== EXERCISE DESCRIPTION ==
Scan the material and copy every line in which "qweqwe" appears.

------------------------------------

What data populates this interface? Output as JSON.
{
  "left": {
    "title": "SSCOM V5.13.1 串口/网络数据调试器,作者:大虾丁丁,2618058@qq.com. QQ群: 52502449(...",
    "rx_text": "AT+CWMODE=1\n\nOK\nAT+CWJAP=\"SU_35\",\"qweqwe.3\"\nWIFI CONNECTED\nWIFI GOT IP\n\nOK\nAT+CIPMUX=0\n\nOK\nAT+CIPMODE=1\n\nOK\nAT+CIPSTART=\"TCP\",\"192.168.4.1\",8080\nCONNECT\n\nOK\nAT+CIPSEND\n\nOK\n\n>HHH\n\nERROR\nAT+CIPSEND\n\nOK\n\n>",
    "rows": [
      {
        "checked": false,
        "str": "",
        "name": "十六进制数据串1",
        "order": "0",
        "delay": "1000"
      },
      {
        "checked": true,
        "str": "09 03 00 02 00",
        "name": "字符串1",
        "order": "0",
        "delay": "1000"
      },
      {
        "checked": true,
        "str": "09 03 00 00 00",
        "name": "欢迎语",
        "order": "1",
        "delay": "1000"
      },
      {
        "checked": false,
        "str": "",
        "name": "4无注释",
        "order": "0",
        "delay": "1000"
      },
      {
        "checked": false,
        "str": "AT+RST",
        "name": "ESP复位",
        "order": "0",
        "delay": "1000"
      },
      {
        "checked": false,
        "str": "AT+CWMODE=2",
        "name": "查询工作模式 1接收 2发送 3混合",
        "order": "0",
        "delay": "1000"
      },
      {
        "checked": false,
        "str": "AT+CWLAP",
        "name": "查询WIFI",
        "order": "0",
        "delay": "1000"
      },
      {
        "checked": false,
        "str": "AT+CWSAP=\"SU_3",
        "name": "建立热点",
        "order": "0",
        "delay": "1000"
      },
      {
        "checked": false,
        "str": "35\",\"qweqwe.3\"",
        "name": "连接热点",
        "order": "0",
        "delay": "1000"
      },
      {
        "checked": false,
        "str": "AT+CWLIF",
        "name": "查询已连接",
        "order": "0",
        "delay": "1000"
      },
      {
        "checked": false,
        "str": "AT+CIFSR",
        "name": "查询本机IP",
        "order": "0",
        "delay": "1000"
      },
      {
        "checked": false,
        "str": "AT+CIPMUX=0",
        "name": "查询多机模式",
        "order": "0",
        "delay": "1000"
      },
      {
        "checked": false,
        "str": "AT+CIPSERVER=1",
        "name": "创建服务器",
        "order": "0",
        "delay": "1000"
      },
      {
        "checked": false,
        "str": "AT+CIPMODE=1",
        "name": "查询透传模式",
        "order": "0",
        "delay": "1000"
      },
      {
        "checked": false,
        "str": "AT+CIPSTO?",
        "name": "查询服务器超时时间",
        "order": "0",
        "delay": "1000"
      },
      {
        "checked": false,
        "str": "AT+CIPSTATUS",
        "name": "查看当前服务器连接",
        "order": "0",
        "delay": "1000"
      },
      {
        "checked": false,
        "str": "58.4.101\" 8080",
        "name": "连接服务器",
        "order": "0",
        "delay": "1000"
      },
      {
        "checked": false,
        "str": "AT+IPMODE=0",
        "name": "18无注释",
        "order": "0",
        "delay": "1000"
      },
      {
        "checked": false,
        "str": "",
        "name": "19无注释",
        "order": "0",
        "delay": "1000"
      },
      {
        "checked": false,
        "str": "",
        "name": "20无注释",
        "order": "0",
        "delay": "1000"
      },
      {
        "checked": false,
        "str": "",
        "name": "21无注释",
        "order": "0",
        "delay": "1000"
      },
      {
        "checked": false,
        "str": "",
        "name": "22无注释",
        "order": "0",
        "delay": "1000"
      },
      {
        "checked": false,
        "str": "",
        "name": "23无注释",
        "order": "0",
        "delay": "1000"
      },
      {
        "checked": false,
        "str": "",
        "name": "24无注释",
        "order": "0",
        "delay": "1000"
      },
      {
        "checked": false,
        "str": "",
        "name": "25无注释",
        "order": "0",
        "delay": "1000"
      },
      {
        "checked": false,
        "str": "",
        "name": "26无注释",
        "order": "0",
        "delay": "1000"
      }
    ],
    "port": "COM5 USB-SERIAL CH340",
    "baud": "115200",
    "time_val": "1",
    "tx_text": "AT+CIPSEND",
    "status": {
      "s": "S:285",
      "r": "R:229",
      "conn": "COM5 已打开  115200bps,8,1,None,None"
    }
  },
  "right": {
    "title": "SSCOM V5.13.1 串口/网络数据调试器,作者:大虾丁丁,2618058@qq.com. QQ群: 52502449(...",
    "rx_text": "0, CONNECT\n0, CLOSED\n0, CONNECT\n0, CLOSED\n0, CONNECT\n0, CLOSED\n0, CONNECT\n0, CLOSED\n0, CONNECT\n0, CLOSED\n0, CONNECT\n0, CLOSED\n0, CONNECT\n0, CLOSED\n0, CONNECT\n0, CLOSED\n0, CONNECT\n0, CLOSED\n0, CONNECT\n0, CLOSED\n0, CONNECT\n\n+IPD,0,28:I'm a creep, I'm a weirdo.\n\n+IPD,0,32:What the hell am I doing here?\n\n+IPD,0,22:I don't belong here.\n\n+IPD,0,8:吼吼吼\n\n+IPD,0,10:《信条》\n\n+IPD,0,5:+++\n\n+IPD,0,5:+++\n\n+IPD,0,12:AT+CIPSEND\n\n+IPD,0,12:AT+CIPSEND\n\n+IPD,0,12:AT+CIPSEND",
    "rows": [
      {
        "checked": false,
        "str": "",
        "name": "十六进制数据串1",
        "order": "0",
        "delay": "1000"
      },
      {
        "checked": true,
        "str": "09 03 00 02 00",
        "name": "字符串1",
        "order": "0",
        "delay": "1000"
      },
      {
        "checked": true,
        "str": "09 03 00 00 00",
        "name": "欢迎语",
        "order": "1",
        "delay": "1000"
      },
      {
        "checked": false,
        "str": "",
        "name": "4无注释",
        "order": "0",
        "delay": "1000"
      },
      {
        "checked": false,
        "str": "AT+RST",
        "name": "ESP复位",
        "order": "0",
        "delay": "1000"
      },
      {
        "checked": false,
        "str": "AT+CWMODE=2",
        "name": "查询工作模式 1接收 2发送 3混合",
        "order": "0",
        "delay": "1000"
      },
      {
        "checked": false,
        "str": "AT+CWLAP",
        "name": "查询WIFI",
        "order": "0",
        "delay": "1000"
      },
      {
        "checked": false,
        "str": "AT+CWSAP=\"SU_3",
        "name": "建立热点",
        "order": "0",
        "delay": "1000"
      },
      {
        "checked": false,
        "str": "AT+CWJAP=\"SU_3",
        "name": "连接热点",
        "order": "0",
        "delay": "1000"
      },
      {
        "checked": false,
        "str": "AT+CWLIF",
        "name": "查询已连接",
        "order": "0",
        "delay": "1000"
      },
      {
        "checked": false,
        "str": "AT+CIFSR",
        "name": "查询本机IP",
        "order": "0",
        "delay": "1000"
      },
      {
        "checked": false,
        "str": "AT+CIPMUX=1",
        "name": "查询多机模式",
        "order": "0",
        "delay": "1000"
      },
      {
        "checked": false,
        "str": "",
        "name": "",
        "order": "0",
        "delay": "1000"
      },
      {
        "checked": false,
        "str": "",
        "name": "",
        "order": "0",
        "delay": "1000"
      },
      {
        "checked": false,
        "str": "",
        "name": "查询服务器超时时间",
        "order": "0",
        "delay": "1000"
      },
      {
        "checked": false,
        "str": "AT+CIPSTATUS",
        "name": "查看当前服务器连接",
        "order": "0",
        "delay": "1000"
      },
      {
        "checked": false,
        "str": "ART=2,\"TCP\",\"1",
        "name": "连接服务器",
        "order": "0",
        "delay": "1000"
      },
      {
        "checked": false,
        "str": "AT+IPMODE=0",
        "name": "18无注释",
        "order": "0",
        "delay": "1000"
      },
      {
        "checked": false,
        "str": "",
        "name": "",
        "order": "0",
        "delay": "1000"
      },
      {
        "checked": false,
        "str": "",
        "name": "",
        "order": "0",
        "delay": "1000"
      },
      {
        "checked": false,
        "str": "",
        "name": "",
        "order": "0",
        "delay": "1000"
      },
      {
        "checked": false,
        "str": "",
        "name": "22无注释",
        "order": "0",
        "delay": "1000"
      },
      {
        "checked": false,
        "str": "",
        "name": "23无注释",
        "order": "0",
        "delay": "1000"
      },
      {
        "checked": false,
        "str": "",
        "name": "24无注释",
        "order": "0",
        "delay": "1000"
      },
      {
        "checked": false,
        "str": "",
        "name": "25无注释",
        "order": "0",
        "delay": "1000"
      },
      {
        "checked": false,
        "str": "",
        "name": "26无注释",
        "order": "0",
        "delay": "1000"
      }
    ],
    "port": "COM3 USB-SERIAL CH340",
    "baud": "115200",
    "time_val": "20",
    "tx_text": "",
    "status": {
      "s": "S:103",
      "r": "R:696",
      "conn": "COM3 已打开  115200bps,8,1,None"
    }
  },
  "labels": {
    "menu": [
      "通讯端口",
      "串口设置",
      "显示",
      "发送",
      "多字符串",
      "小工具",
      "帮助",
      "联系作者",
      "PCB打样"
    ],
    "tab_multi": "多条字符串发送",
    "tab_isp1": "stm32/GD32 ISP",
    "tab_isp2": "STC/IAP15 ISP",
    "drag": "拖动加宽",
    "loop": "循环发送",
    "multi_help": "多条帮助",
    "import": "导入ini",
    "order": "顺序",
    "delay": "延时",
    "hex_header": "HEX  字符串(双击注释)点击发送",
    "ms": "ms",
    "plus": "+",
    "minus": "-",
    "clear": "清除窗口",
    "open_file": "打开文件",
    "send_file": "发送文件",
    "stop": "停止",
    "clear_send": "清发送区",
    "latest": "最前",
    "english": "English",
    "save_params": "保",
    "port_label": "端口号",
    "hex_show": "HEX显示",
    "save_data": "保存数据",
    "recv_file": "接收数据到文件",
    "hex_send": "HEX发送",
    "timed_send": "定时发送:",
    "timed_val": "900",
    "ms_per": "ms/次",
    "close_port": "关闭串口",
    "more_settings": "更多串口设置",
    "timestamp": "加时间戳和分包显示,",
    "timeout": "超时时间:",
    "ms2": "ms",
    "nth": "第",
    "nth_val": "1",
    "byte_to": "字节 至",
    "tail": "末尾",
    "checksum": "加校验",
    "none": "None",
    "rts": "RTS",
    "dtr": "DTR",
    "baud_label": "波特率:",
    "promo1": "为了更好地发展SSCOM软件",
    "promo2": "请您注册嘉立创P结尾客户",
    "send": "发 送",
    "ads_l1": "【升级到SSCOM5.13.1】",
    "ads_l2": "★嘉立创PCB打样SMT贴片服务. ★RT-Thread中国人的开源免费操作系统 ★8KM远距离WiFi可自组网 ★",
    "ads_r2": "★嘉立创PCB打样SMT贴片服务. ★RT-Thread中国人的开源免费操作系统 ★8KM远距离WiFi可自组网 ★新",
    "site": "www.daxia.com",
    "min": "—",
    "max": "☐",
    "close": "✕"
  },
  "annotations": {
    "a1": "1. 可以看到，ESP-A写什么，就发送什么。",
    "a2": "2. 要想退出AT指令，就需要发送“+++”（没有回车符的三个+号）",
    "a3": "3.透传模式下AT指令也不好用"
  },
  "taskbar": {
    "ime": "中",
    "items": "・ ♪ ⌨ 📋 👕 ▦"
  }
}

------------------------------------

== FINISHED ANSWER ==
    "rx_text": "AT+CWMODE=1\n\nOK\nAT+CWJAP=\"SU_35\",\"qweqwe.3\"\nWIFI CONNECTED\nWIFI GOT IP\n\nOK\nAT+CIPMUX=0\n\nOK\nAT+CIPMODE=1\n\nOK\nAT+CIPSTART=\"TCP\",\"192.168.4.1\",8080\nCONNECT\n\nOK\nAT+CIPSEND\n\nOK\n\n>HHH\n\nERROR\nAT+CIPSEND\n\nOK\n\n>",
        "str": "35\",\"qweqwe.3\"",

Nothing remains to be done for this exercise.